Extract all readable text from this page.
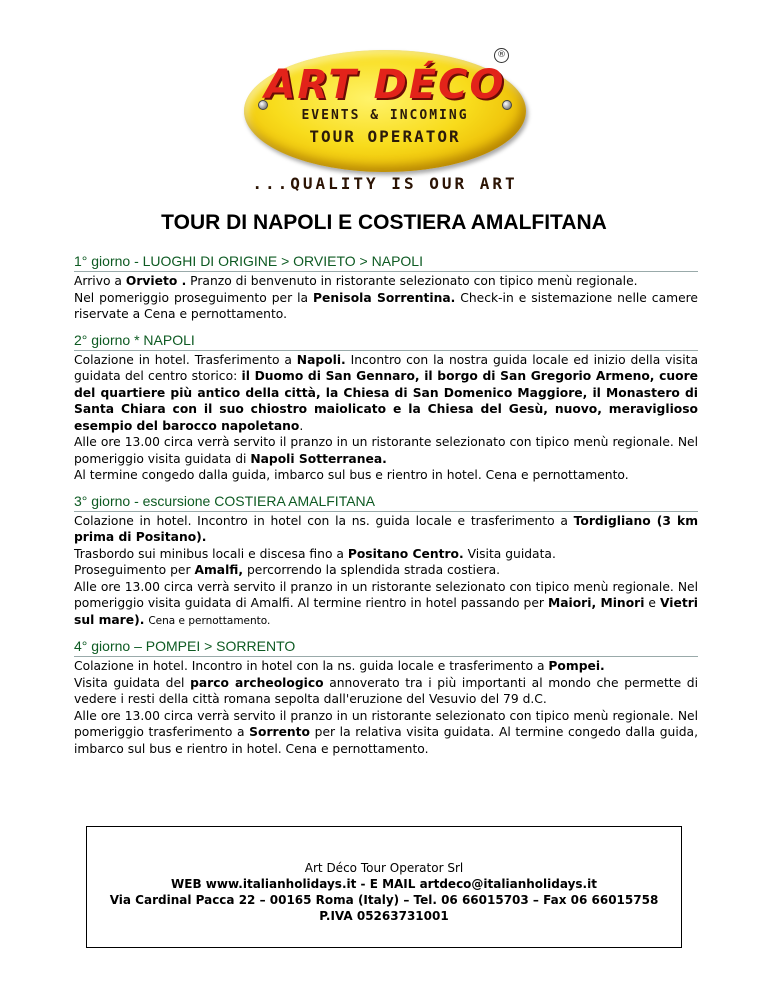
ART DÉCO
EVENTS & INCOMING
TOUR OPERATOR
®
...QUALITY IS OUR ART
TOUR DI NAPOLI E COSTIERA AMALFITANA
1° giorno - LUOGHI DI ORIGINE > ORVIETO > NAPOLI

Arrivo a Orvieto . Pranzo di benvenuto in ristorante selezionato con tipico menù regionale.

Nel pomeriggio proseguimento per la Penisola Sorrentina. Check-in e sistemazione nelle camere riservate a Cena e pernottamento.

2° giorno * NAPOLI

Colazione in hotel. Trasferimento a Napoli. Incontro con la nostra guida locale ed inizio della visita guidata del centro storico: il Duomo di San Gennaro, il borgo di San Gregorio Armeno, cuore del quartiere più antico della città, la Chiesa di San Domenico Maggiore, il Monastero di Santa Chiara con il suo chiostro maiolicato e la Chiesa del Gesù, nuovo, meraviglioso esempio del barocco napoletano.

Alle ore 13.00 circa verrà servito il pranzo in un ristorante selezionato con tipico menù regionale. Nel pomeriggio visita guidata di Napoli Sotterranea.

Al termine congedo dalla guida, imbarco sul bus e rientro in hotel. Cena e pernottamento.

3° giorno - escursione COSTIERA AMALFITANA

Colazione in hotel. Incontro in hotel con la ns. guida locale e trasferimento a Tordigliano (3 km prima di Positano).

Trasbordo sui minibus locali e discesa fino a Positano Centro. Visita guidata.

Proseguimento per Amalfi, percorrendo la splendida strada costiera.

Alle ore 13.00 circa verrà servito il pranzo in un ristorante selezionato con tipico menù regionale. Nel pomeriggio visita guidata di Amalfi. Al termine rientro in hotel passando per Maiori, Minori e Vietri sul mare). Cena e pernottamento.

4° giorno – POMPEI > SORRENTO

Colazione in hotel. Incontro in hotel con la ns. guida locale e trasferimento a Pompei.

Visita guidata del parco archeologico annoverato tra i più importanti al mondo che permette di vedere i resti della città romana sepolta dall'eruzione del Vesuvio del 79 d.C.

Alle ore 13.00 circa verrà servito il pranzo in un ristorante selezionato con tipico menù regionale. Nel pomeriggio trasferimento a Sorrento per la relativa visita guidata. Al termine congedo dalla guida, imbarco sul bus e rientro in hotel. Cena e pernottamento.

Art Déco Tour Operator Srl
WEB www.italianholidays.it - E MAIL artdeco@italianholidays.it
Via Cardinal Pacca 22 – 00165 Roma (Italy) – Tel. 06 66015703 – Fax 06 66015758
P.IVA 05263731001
_ _ _ _ _ _ _
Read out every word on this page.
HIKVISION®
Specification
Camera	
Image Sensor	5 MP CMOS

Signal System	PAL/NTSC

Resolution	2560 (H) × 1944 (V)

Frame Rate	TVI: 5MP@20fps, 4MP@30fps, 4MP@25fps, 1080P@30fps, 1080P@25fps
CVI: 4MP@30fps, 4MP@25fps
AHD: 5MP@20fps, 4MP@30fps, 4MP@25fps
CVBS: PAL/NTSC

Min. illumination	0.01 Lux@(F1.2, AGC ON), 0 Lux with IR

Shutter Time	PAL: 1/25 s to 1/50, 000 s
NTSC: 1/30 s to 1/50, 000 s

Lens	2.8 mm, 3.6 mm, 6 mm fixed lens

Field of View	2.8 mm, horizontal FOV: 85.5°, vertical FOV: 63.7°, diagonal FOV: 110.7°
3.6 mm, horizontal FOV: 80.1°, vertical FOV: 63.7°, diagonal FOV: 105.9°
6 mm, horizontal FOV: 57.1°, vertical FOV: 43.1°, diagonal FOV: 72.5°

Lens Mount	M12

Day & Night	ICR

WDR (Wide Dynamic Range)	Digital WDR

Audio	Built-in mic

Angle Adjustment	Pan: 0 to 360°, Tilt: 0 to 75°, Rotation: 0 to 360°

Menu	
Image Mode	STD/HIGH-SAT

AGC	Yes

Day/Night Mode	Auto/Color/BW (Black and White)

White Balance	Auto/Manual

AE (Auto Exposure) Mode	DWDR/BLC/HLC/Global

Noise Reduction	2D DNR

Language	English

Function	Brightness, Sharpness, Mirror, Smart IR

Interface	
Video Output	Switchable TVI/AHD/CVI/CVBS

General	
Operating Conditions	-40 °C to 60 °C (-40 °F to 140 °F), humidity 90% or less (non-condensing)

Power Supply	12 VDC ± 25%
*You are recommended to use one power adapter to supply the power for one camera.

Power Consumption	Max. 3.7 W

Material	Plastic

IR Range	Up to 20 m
_ _ _ _ _ _ _
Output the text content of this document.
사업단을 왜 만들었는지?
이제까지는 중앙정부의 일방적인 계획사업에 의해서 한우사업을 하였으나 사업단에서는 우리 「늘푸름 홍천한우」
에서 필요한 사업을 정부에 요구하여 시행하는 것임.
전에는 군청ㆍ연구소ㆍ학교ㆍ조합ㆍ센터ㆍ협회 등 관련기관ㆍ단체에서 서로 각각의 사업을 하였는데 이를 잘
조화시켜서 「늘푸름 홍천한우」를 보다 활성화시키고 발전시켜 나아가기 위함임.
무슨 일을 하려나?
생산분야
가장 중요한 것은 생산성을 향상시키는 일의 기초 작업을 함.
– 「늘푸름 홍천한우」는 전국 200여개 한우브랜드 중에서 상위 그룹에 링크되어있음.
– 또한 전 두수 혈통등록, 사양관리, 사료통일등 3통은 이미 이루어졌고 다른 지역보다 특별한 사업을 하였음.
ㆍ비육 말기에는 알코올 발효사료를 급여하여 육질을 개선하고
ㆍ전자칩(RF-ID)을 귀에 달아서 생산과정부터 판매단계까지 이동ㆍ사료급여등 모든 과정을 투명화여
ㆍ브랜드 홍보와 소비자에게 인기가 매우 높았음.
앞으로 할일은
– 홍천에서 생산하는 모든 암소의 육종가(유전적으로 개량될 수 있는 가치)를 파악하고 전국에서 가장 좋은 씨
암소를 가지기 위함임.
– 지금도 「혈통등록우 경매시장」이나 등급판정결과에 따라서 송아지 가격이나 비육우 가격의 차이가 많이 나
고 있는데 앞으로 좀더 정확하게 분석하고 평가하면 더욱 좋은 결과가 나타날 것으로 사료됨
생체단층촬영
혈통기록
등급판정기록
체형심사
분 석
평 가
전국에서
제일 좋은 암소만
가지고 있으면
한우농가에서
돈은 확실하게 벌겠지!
_ _ _ _ _ _ _
_Instructions to follow:_ Find every line above that contains the word "Incontro", and return each one.

_Answer to this exercise:_
Colazione in hotel. Trasferimento a Napoli. Incontro con la nostra guida locale ed inizio della visita guidata del centro storico: il Duomo di San Gennaro, il borgo di San Gregorio Armeno, cuore del quartiere più antico della città, la Chiesa di San Domenico Maggiore, il Monastero di Santa Chiara con il suo chiostro maiolicato e la Chiesa del Gesù, nuovo, meraviglioso esempio del barocco napoletano.
Colazione in hotel. Incontro in hotel con la ns. guida locale e trasferimento a Tordigliano (3 km prima di Positano).
Colazione in hotel. Incontro in hotel con la ns. guida locale e trasferimento a Pompei.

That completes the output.